Take all the material and copy it exactly.

○ ○ ○ ○

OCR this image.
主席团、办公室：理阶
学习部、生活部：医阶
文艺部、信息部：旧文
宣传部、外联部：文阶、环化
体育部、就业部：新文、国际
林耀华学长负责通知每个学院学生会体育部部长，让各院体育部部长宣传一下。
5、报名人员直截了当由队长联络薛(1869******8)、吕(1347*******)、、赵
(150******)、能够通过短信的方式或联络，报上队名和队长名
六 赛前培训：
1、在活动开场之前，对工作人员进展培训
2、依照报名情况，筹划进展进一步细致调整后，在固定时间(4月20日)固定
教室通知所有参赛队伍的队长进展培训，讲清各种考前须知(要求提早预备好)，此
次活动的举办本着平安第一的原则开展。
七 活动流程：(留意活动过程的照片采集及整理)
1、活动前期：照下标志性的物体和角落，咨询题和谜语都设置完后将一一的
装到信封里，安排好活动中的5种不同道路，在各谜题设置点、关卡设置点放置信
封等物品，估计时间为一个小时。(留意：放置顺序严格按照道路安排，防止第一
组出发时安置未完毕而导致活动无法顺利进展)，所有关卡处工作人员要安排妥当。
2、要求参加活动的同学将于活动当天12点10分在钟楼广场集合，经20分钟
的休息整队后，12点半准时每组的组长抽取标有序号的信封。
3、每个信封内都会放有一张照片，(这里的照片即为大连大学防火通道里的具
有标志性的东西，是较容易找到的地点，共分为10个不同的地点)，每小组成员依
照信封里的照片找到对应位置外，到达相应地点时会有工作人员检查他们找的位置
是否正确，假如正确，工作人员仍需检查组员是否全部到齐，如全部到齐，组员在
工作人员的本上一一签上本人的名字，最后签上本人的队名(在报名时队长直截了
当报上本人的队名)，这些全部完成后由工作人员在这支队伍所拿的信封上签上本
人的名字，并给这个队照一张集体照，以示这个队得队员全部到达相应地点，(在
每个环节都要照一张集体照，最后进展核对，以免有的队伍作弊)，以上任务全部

○ ○ ○ ○

ANSWER BELOW:
OCR this image.
主席团、办公室：理阶
学习部、生活部：医阶
文艺部、信息部：旧文
宣传部、外联部：文阶、环化
体育部、就业部：新文、国际
林耀华学长负责通知每个学院学生会体育部部长，让各院体育部部长宣传一下。
5、报名人员直截了当由队长联络薛(1869******8)、吕(1347*******)、、赵
(150******)、能够通过短信的方式或联络，报上队名和队长名
六 赛前培训：
1、在活动开场之前，对工作人员进展培训
2、依照报名情况，筹划进展进一步细致调整后，在固定时间(4月20日)固定
教室通知所有参赛队伍的队长进展培训，讲清各种考前须知(要求提早预备好)，此
次活动的举办本着平安第一的原则开展。
七 活动流程：(留意活动过程的照片采集及整理)
1、活动前期：照下标志性的物体和角落，咨询题和谜语都设置完后将一一的
装到信封里，安排好活动中的5种不同道路，在各谜题设置点、关卡设置点放置信
封等物品，估计时间为一个小时。(留意：放置顺序严格按照道路安排，防止第一
组出发时安置未完毕而导致活动无法顺利进展)，所有关卡处工作人员要安排妥当。
2、要求参加活动的同学将于活动当天12点10分在钟楼广场集合，经20分钟
的休息整队后，12点半准时每组的组长抽取标有序号的信封。
3、每个信封内都会放有一张照片，(这里的照片即为大连大学防火通道里的具
有标志性的东西，是较容易找到的地点，共分为10个不同的地点)，每小组成员依
照信封里的照片找到对应位置外，到达相应地点时会有工作人员检查他们找的位置
是否正确，假如正确，工作人员仍需检查组员是否全部到齐，如全部到齐，组员在
工作人员的本上一一签上本人的名字，最后签上本人的队名(在报名时队长直截了
当报上本人的队名)，这些全部完成后由工作人员在这支队伍所拿的信封上签上本
人的名字，并给这个队照一张集体照，以示这个队得队员全部到达相应地点，(在
每个环节都要照一张集体照，最后进展核对，以免有的队伍作弊)，以上任务全部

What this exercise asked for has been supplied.